▶ _Data in this exercise_
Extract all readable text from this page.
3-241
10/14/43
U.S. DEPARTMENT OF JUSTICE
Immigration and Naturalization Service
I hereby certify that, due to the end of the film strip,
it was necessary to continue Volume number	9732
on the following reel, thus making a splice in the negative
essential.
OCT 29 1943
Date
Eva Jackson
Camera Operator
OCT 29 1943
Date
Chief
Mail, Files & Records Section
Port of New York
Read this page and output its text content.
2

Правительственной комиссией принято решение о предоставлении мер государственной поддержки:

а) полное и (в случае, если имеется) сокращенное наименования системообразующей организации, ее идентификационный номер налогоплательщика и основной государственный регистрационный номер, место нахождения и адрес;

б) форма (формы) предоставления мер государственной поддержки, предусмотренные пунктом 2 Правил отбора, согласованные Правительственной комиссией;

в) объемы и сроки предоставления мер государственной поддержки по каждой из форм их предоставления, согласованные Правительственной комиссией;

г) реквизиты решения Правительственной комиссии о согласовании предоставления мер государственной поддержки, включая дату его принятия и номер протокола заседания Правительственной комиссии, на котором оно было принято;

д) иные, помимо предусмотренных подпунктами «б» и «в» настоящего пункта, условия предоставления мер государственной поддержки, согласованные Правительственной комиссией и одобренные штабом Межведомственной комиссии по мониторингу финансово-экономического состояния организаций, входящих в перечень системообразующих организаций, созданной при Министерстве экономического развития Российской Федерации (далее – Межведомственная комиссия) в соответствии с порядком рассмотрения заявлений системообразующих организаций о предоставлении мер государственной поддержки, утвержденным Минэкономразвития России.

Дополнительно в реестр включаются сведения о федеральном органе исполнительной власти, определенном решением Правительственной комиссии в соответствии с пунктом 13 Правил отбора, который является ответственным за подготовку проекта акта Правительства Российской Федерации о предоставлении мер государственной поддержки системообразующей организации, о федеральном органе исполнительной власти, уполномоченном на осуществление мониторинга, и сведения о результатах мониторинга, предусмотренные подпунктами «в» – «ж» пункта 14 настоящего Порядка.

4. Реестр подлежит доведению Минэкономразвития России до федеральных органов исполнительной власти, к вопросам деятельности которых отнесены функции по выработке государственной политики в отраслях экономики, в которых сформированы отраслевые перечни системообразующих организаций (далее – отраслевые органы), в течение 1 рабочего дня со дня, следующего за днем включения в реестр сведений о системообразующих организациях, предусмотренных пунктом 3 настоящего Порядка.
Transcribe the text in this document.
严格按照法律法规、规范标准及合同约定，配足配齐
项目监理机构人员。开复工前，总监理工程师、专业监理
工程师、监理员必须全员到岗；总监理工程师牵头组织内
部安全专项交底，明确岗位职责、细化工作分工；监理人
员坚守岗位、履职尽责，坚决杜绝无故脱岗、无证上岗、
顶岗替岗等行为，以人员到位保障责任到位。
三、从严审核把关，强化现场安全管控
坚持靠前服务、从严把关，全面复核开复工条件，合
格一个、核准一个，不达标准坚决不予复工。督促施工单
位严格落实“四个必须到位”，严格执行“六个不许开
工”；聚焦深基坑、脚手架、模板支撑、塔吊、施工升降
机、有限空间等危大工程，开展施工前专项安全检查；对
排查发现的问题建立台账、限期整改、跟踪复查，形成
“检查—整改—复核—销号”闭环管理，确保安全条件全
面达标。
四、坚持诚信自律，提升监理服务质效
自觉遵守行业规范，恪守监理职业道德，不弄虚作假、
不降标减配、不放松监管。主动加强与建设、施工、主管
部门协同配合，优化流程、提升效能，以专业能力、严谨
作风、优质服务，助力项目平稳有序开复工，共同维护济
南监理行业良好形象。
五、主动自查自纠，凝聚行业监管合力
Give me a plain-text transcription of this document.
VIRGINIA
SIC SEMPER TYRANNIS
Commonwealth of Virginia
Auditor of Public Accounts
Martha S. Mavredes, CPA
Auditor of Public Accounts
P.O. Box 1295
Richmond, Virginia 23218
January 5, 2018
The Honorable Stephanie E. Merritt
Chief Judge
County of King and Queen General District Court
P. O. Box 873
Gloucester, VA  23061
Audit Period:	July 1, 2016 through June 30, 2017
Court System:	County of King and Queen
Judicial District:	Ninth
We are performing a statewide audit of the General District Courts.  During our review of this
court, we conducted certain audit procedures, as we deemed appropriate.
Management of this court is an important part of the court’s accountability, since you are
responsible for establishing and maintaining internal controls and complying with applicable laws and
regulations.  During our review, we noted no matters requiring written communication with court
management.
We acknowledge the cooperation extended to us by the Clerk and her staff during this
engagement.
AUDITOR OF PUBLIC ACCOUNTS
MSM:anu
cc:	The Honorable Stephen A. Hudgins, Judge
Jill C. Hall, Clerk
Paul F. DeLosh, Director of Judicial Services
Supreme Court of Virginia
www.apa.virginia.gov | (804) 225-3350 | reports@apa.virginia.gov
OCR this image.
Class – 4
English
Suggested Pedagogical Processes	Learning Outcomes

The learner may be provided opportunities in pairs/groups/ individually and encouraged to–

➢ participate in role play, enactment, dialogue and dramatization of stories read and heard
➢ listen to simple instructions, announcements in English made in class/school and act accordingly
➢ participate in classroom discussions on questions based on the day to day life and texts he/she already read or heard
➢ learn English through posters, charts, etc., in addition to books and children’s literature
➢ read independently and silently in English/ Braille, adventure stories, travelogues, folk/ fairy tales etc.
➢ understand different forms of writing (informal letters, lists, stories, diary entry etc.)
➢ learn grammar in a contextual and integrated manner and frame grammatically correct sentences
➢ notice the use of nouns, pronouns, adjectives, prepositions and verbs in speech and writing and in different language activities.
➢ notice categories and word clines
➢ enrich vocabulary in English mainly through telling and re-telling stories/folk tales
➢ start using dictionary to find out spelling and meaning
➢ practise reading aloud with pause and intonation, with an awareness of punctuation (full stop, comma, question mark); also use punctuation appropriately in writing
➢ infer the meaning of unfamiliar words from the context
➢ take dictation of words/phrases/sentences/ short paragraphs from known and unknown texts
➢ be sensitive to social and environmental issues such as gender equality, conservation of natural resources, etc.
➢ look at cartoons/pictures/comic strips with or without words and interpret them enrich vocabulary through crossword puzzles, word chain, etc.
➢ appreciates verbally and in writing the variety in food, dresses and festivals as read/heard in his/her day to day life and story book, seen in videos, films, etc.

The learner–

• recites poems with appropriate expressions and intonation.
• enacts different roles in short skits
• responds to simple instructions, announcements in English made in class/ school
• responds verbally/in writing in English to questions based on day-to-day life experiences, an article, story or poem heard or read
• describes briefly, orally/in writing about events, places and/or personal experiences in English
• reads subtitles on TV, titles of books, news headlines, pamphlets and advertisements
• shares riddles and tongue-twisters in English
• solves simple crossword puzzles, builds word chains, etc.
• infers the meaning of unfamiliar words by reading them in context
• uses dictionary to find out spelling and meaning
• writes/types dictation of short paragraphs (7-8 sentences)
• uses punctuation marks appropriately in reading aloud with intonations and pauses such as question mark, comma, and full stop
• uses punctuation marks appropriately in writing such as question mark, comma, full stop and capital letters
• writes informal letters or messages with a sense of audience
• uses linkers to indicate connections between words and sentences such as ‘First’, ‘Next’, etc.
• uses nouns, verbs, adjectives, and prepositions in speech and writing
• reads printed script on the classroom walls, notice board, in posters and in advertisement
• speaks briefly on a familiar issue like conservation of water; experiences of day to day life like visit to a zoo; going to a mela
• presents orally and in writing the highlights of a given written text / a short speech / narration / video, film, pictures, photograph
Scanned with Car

▶ _Problem requirements_
Your task is to gather every line with the word "them" and copy it.

▶ _Solved problem_
➢ look at cartoons/pictures/comic strips with or without words and interpret them enrich vocabulary through crossword puzzles, word chain, etc.
• infers the meaning of unfamiliar words by reading them in context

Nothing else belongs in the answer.